→ TASK TO CARRY OUT
How many of the lines below include "KAVERI"? Give the number and no other words.
[Start of DATASET ENTRIES]
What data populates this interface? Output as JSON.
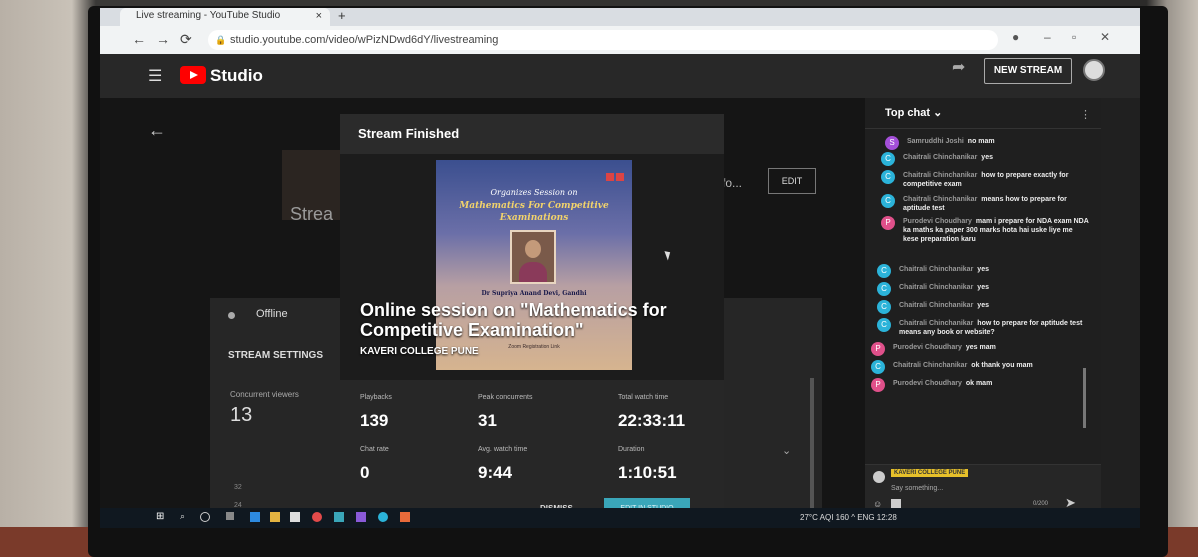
{
  "browser": {
    "tab_title": "Live streaming - YouTube Studio",
    "tab_close": "×",
    "new_tab": "+",
    "url": "studio.youtube.com/video/wPizNDwd6dY/livestreaming"
  },
  "studio": {
    "brand": "Studio",
    "new_stream_label": "NEW STREAM"
  },
  "background": {
    "stream_text": "Strea",
    "title_fragment": "fo...",
    "edit_label": "EDIT",
    "status": "Offline",
    "stream_settings": "STREAM SETTINGS",
    "concurrent_viewers_label": "Concurrent viewers",
    "concurrent_viewers_value": "13",
    "y_ticks": [
      "32",
      "24",
      "16"
    ],
    "dropdown_fragment": "s"
  },
  "modal": {
    "title": "Stream Finished",
    "thumbnail": {
      "org_text": "Organizes Session on",
      "headline": "Mathematics For Competitive Examinations",
      "speaker": "Dr Supriya Anand Devi, Gandhi",
      "reg": "Zoom Registration Link"
    },
    "session_title": "Online session on \"Mathematics for Competitive Examination\"",
    "college": "KAVERI COLLEGE PUNE",
    "stats": [
      {
        "label": "Playbacks",
        "value": "139"
      },
      {
        "label": "Peak concurrents",
        "value": "31"
      },
      {
        "label": "Total watch time",
        "value": "22:33:11"
      },
      {
        "label": "Chat rate",
        "value": "0"
      },
      {
        "label": "Avg. watch time",
        "value": "9:44"
      },
      {
        "label": "Duration",
        "value": "1:10:51"
      }
    ],
    "dismiss_label": "DISMISS",
    "edit_in_studio_label": "EDIT IN STUDIO"
  },
  "chat": {
    "header": "Top chat",
    "messages": [
      {
        "author": "Samruddhi Joshi",
        "text": "no mam",
        "initial": "S",
        "color": "#a44fd8"
      },
      {
        "author": "Chaitrali Chinchanikar",
        "text": "yes",
        "initial": "C",
        "color": "#2bb3d9"
      },
      {
        "author": "Chaitrali Chinchanikar",
        "text": "how to prepare exactly for competitive exam",
        "initial": "C",
        "color": "#2bb3d9"
      },
      {
        "author": "Chaitrali Chinchanikar",
        "text": "means how to prepare for aptitude test",
        "initial": "C",
        "color": "#2bb3d9"
      },
      {
        "author": "Purodevi Choudhary",
        "text": "mam i prepare for NDA exam NDA ka maths ka paper 300 marks hota hai uske liye me kese preparation karu",
        "initial": "P",
        "color": "#e0508a"
      },
      {
        "author": "Chaitrali Chinchanikar",
        "text": "yes",
        "initial": "C",
        "color": "#2bb3d9"
      },
      {
        "author": "Chaitrali Chinchanikar",
        "text": "yes",
        "initial": "C",
        "color": "#2bb3d9"
      },
      {
        "author": "Chaitrali Chinchanikar",
        "text": "yes",
        "initial": "C",
        "color": "#2bb3d9"
      },
      {
        "author": "Chaitrali Chinchanikar",
        "text": "how to prepare for aptitude test means any book or website?",
        "initial": "C",
        "color": "#2bb3d9"
      },
      {
        "author": "Purodevi Choudhary",
        "text": "yes mam",
        "initial": "P",
        "color": "#e0508a"
      },
      {
        "author": "Chaitrali Chinchanikar",
        "text": "ok thank you mam",
        "initial": "C",
        "color": "#2bb3d9"
      },
      {
        "author": "Purodevi Choudhary",
        "text": "ok mam",
        "initial": "P",
        "color": "#e0508a"
      }
    ],
    "input_name": "KAVERI COLLEGE PUNE",
    "input_placeholder": "Say something...",
    "counter": "0/200"
  },
  "taskbar": {
    "tray": "27°C  AQI 160  ^  ENG  12:28"
  },
  "colors": {
    "accent": "#3aa6b9",
    "yt_red": "#ff0000"
  }
}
[End of DATASET ENTRIES]
→ CORRECT RESULT
2